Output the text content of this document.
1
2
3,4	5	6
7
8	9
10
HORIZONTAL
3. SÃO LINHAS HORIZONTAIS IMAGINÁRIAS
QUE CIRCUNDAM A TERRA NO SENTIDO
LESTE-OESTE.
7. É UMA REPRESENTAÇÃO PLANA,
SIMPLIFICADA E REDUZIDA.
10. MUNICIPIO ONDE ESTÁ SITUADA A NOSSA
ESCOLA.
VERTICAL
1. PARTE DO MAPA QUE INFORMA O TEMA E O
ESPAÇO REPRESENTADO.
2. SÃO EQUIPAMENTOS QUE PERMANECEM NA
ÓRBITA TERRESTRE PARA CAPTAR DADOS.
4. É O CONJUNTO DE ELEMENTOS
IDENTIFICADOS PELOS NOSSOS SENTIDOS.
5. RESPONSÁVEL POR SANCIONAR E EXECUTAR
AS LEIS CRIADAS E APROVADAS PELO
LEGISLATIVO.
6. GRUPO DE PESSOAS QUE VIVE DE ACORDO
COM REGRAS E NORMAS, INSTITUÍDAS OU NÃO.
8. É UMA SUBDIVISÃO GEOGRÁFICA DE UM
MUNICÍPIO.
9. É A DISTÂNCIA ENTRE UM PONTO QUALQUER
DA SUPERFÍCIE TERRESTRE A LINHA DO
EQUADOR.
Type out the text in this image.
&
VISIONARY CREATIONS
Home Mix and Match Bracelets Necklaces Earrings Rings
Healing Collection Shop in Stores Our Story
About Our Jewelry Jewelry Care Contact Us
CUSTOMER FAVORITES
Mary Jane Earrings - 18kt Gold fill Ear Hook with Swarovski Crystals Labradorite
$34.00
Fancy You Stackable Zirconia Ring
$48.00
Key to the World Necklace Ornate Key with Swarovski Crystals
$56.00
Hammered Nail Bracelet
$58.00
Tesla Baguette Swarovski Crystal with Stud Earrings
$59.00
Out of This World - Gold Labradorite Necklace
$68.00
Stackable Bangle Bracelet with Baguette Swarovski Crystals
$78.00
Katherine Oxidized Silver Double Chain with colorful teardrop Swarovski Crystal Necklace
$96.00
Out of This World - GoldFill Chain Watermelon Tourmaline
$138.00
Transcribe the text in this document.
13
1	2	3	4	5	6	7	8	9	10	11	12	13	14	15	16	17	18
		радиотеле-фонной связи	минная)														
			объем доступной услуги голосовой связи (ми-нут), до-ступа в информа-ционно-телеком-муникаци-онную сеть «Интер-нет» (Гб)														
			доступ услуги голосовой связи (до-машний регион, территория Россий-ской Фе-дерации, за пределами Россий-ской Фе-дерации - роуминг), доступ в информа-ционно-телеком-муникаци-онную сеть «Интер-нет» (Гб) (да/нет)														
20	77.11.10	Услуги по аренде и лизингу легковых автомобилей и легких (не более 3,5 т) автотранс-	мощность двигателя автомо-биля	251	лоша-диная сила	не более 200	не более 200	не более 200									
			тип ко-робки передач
◇ ◇ ◇ ◇
● **Instruction**:
Take the listing above and write it out again exactly.

● **Result for this exercise**:
Output the text content of this document.
1
2
3,4	5	6
7
8	9
10
HORIZONTAL
3. SÃO LINHAS HORIZONTAIS IMAGINÁRIAS
QUE CIRCUNDAM A TERRA NO SENTIDO
LESTE-OESTE.
7. É UMA REPRESENTAÇÃO PLANA,
SIMPLIFICADA E REDUZIDA.
10. MUNICIPIO ONDE ESTÁ SITUADA A NOSSA
ESCOLA.
VERTICAL
1. PARTE DO MAPA QUE INFORMA O TEMA E O
ESPAÇO REPRESENTADO.
2. SÃO EQUIPAMENTOS QUE PERMANECEM NA
ÓRBITA TERRESTRE PARA CAPTAR DADOS.
4. É O CONJUNTO DE ELEMENTOS
IDENTIFICADOS PELOS NOSSOS SENTIDOS.
5. RESPONSÁVEL POR SANCIONAR E EXECUTAR
AS LEIS CRIADAS E APROVADAS PELO
LEGISLATIVO.
6. GRUPO DE PESSOAS QUE VIVE DE ACORDO
COM REGRAS E NORMAS, INSTITUÍDAS OU NÃO.
8. É UMA SUBDIVISÃO GEOGRÁFICA DE UM
MUNICÍPIO.
9. É A DISTÂNCIA ENTRE UM PONTO QUALQUER
DA SUPERFÍCIE TERRESTRE A LINHA DO
EQUADOR.
Type out the text in this image.
&
VISIONARY CREATIONS
Home Mix and Match Bracelets Necklaces Earrings Rings
Healing Collection Shop in Stores Our Story
About Our Jewelry Jewelry Care Contact Us
CUSTOMER FAVORITES
Mary Jane Earrings - 18kt Gold fill Ear Hook with Swarovski Crystals Labradorite
$34.00
Fancy You Stackable Zirconia Ring
$48.00
Key to the World Necklace Ornate Key with Swarovski Crystals
$56.00
Hammered Nail Bracelet
$58.00
Tesla Baguette Swarovski Crystal with Stud Earrings
$59.00
Out of This World - Gold Labradorite Necklace
$68.00
Stackable Bangle Bracelet with Baguette Swarovski Crystals
$78.00
Katherine Oxidized Silver Double Chain with colorful teardrop Swarovski Crystal Necklace
$96.00
Out of This World - GoldFill Chain Watermelon Tourmaline
$138.00
Transcribe the text in this document.
13
1	2	3	4	5	6	7	8	9	10	11	12	13	14	15	16	17	18
		радиотеле-фонной связи	минная)														
			объем доступной услуги голосовой связи (ми-нут), до-ступа в информа-ционно-телеком-муникаци-онную сеть «Интер-нет» (Гб)														
			доступ услуги голосовой связи (до-машний регион, территория Россий-ской Фе-дерации, за пределами Россий-ской Фе-дерации - роуминг), доступ в информа-ционно-телеком-муникаци-онную сеть «Интер-нет» (Гб) (да/нет)														
20	77.11.10	Услуги по аренде и лизингу легковых автомобилей и легких (не более 3,5 т) автотранс-	мощность двигателя автомо-биля	251	лоша-диная сила	не более 200	не более 200	не более 200									
			тип ко-робки передач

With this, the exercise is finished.